→ **WHAT YOU NEED TO DO**
Take every line from the material that has the word "this" in it.

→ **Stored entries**
○ ○ ○ ○ ○

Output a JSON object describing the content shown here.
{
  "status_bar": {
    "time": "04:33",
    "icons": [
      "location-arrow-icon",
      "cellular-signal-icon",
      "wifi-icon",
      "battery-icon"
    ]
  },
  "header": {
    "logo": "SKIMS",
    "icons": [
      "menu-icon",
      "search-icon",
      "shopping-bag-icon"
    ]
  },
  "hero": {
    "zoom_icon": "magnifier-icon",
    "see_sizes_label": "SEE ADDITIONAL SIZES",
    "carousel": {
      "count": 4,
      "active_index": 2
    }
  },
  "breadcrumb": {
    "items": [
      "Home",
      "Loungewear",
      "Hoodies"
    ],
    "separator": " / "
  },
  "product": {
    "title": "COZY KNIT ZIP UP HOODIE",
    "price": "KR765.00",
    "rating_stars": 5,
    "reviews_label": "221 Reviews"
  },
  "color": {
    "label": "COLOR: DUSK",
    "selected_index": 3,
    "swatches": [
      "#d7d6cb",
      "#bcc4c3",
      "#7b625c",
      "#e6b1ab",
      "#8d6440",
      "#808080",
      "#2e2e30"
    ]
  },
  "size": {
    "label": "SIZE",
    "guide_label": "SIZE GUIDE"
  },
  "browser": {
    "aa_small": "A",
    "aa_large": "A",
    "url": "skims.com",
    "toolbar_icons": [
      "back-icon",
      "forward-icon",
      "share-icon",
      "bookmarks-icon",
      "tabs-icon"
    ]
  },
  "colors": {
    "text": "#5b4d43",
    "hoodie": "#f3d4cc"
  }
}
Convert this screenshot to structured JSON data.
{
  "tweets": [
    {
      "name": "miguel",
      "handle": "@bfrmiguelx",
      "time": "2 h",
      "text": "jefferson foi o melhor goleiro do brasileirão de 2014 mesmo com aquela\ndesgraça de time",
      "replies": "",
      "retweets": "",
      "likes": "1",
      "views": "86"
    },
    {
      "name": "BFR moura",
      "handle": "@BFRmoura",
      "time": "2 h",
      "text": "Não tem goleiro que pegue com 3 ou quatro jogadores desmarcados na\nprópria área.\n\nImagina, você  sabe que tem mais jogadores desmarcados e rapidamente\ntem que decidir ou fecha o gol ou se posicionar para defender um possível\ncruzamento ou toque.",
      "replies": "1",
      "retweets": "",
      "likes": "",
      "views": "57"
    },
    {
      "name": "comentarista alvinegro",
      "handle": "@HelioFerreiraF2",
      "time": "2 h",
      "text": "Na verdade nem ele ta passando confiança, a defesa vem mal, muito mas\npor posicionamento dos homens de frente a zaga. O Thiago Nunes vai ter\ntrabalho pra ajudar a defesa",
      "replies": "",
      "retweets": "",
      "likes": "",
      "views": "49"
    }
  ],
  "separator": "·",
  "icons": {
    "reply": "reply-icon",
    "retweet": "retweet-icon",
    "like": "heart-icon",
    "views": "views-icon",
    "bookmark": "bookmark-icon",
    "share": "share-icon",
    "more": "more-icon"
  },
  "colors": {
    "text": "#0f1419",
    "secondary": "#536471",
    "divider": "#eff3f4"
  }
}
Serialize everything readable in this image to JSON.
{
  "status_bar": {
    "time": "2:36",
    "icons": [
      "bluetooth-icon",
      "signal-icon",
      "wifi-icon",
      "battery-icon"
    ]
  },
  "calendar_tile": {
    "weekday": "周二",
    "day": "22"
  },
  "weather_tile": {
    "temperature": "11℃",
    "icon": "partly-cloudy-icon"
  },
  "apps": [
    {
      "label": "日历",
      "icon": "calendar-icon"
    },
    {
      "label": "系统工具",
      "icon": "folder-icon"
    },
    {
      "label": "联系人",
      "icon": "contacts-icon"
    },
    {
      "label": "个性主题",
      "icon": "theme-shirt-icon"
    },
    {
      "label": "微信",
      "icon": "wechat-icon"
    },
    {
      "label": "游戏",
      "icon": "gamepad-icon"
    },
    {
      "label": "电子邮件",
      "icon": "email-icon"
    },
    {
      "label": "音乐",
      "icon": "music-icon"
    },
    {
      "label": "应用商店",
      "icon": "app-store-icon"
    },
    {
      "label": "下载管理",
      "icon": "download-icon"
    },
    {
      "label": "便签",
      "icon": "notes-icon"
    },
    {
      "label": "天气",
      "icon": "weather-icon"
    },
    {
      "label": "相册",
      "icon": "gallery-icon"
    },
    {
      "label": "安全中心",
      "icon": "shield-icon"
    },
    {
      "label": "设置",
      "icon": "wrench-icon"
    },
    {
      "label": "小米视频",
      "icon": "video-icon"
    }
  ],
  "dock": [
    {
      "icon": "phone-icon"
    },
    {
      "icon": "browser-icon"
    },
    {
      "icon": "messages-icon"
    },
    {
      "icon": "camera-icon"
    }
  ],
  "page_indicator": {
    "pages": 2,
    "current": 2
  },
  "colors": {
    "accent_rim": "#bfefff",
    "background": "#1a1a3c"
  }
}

○ ○ ○ ○ ○

→ **SOLUTION**
Convert this screenshot to structured JSON data.
Serialize everything readable in this image to JSON.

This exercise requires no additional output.